YOUR INSTRUCTIONS :: Update all the rows below by replacing each "temperature-value" with "temp-reading", keeping everything else the same.

EXTRACTED ENTRIES ::
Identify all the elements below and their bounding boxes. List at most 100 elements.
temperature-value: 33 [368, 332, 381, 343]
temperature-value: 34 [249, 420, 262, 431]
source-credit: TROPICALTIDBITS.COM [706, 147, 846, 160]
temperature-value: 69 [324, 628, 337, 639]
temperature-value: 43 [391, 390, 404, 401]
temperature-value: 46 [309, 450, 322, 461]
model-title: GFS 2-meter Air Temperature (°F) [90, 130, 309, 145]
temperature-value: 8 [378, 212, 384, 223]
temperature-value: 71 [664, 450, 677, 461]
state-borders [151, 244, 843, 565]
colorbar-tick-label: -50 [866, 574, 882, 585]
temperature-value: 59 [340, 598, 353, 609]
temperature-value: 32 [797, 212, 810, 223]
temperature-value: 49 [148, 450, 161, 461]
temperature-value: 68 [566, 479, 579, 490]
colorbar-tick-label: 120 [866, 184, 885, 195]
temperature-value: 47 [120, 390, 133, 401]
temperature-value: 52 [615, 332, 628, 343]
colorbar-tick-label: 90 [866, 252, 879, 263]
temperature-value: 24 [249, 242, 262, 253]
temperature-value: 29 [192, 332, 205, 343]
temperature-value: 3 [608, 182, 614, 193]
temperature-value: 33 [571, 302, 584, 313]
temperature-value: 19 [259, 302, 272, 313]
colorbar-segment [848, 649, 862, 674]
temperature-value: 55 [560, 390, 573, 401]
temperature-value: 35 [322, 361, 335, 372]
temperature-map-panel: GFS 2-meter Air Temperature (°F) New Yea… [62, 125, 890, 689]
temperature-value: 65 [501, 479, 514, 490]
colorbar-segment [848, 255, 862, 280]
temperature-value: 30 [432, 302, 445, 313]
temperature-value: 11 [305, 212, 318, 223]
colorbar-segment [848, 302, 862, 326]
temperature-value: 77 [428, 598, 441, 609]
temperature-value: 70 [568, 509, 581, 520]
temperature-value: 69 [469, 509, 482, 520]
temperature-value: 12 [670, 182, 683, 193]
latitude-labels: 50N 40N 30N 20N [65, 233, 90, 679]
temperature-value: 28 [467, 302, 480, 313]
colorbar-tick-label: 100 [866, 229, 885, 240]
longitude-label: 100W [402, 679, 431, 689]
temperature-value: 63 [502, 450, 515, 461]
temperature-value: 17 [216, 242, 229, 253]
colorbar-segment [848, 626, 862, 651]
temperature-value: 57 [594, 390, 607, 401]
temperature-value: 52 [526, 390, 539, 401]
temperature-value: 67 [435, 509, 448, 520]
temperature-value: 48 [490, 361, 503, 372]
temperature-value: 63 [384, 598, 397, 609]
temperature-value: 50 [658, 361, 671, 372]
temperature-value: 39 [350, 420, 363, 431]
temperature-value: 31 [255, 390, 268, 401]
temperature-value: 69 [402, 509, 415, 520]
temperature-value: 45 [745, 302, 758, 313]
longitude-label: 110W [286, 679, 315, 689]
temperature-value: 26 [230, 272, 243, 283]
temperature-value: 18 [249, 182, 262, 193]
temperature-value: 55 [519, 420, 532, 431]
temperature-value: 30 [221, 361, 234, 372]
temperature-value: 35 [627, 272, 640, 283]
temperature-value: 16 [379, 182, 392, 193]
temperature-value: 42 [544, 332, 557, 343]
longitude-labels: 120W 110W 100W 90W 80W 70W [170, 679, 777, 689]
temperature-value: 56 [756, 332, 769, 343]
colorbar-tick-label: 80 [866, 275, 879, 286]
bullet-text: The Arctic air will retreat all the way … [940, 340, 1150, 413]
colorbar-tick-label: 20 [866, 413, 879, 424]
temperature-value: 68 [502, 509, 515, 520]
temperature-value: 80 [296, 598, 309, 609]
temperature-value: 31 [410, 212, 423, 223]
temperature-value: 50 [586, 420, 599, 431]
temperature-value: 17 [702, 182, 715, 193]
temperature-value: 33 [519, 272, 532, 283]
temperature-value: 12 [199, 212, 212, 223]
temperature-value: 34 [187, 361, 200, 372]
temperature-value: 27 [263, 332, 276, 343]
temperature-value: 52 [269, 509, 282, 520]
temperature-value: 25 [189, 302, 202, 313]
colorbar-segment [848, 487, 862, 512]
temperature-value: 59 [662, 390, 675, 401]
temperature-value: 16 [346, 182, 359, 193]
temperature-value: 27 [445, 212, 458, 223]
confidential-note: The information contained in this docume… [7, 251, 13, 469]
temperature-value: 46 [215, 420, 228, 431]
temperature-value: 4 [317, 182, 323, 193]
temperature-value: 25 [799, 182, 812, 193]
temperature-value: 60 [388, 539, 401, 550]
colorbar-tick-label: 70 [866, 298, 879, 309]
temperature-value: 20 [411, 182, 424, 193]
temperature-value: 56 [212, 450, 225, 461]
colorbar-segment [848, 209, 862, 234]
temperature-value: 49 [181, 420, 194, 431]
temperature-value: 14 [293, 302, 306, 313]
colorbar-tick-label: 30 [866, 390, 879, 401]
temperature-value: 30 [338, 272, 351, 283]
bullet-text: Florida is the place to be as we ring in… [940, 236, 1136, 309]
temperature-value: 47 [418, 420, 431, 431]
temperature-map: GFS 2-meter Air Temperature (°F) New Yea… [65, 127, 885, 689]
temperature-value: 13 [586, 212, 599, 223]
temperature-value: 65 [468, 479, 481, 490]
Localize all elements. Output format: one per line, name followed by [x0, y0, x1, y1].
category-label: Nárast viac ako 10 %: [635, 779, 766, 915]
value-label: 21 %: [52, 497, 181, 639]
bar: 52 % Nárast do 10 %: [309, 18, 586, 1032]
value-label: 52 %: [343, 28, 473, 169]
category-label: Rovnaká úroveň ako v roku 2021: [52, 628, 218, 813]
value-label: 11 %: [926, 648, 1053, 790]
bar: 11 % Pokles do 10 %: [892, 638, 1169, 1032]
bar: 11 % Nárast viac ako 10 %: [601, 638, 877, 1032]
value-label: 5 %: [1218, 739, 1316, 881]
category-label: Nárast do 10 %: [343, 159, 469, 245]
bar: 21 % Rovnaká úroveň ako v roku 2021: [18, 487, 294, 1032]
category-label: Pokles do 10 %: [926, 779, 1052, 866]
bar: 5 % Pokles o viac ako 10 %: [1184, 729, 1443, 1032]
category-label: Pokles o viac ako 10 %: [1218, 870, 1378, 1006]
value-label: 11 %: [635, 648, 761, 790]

WRITTEN RESPONSE ::
Identify all the elements below and their bounding boxes. List at most 100 elements.
temp-reading: 33 [368, 332, 381, 343]
temp-reading: 34 [249, 420, 262, 431]
source-credit: TROPICALTIDBITS.COM [706, 147, 846, 160]
temp-reading: 69 [324, 628, 337, 639]
temp-reading: 43 [391, 390, 404, 401]
temp-reading: 46 [309, 450, 322, 461]
model-title: GFS 2-meter Air Temperature (°F) [90, 130, 309, 145]
temp-reading: 8 [378, 212, 384, 223]
temp-reading: 71 [664, 450, 677, 461]
state-borders [151, 244, 843, 565]
colorbar-tick-label: -50 [866, 574, 882, 585]
temp-reading: 59 [340, 598, 353, 609]
temp-reading: 32 [797, 212, 810, 223]
temp-reading: 49 [148, 450, 161, 461]
temp-reading: 68 [566, 479, 579, 490]
colorbar-tick-label: 120 [866, 184, 885, 195]
temp-reading: 47 [120, 390, 133, 401]
temp-reading: 52 [615, 332, 628, 343]
colorbar-tick-label: 90 [866, 252, 879, 263]
temp-reading: 24 [249, 242, 262, 253]
temp-reading: 29 [192, 332, 205, 343]
temp-reading: 3 [608, 182, 614, 193]
temp-reading: 33 [571, 302, 584, 313]
temp-reading: 19 [259, 302, 272, 313]
colorbar-segment [848, 649, 862, 674]
temp-reading: 55 [560, 390, 573, 401]
temp-reading: 35 [322, 361, 335, 372]
temperature-map-panel: GFS 2-meter Air Temperature (°F) New Yea… [62, 125, 890, 689]
temp-reading: 65 [501, 479, 514, 490]
colorbar-segment [848, 255, 862, 280]
temp-reading: 30 [432, 302, 445, 313]
temp-reading: 11 [305, 212, 318, 223]
colorbar-segment [848, 302, 862, 326]
temp-reading: 77 [428, 598, 441, 609]
temp-reading: 70 [568, 509, 581, 520]
temp-reading: 69 [469, 509, 482, 520]
temp-reading: 12 [670, 182, 683, 193]
latitude-labels: 50N 40N 30N 20N [65, 233, 90, 679]
temp-reading: 28 [467, 302, 480, 313]
colorbar-tick-label: 100 [866, 229, 885, 240]
longitude-label: 100W [402, 679, 431, 689]
temp-reading: 63 [502, 450, 515, 461]
temp-reading: 17 [216, 242, 229, 253]
colorbar-segment [848, 626, 862, 651]
temp-reading: 57 [594, 390, 607, 401]
temp-reading: 52 [526, 390, 539, 401]
temp-reading: 67 [435, 509, 448, 520]
temp-reading: 48 [490, 361, 503, 372]
temp-reading: 63 [384, 598, 397, 609]
temp-reading: 50 [658, 361, 671, 372]
temp-reading: 39 [350, 420, 363, 431]
temp-reading: 31 [255, 390, 268, 401]
temp-reading: 69 [402, 509, 415, 520]
temp-reading: 45 [745, 302, 758, 313]
longitude-label: 110W [286, 679, 315, 689]
temp-reading: 26 [230, 272, 243, 283]
temp-reading: 18 [249, 182, 262, 193]
temp-reading: 55 [519, 420, 532, 431]
temp-reading: 30 [221, 361, 234, 372]
temp-reading: 35 [627, 272, 640, 283]
temp-reading: 16 [379, 182, 392, 193]
temp-reading: 42 [544, 332, 557, 343]
longitude-labels: 120W 110W 100W 90W 80W 70W [170, 679, 777, 689]
temp-reading: 56 [756, 332, 769, 343]
colorbar-tick-label: 80 [866, 275, 879, 286]
bullet-text: The Arctic air will retreat all the way … [940, 340, 1150, 413]
colorbar-tick-label: 20 [866, 413, 879, 424]
temp-reading: 68 [502, 509, 515, 520]
temp-reading: 80 [296, 598, 309, 609]
temp-reading: 31 [410, 212, 423, 223]
temp-reading: 50 [586, 420, 599, 431]
temp-reading: 17 [702, 182, 715, 193]
temp-reading: 33 [519, 272, 532, 283]
temp-reading: 12 [199, 212, 212, 223]
temp-reading: 34 [187, 361, 200, 372]
temp-reading: 27 [263, 332, 276, 343]
temp-reading: 52 [269, 509, 282, 520]
temp-reading: 25 [189, 302, 202, 313]
colorbar-segment [848, 487, 862, 512]
temp-reading: 59 [662, 390, 675, 401]
temp-reading: 16 [346, 182, 359, 193]
temp-reading: 27 [445, 212, 458, 223]
confidential-note: The information contained in this docume… [7, 251, 13, 469]
temp-reading: 46 [215, 420, 228, 431]
temp-reading: 4 [317, 182, 323, 193]
temp-reading: 25 [799, 182, 812, 193]
temp-reading: 60 [388, 539, 401, 550]
colorbar-tick-label: 70 [866, 298, 879, 309]
temp-reading: 20 [411, 182, 424, 193]
temp-reading: 56 [212, 450, 225, 461]
colorbar-segment [848, 209, 862, 234]
temp-reading: 49 [181, 420, 194, 431]
temp-reading: 14 [293, 302, 306, 313]
colorbar-tick-label: 30 [866, 390, 879, 401]
temp-reading: 30 [338, 272, 351, 283]
bullet-text: Florida is the place to be as we ring in… [940, 236, 1136, 309]
temp-reading: 47 [418, 420, 431, 431]
temperature-map: GFS 2-meter Air Temperature (°F) New Yea… [65, 127, 885, 689]
temp-reading: 13 [586, 212, 599, 223]
temp-reading: 65 [468, 479, 481, 490]
Localize all elements. Output format: one per line, name followed by [x0, y0, x1, y1].
category-label: Nárast viac ako 10 %: [635, 779, 766, 915]
value-label: 21 %: [52, 497, 181, 639]
bar: 52 % Nárast do 10 %: [309, 18, 586, 1032]
value-label: 52 %: [343, 28, 473, 169]
category-label: Rovnaká úroveň ako v roku 2021: [52, 628, 218, 813]
value-label: 11 %: [926, 648, 1053, 790]
bar: 11 % Pokles do 10 %: [892, 638, 1169, 1032]
bar: 11 % Nárast viac ako 10 %: [601, 638, 877, 1032]
value-label: 5 %: [1218, 739, 1316, 881]
category-label: Nárast do 10 %: [343, 159, 469, 245]
bar: 21 % Rovnaká úroveň ako v roku 2021: [18, 487, 294, 1032]
category-label: Pokles do 10 %: [926, 779, 1052, 866]
bar: 5 % Pokles o viac ako 10 %: [1184, 729, 1443, 1032]
category-label: Pokles o viac ako 10 %: [1218, 870, 1378, 1006]
value-label: 11 %: [635, 648, 761, 790]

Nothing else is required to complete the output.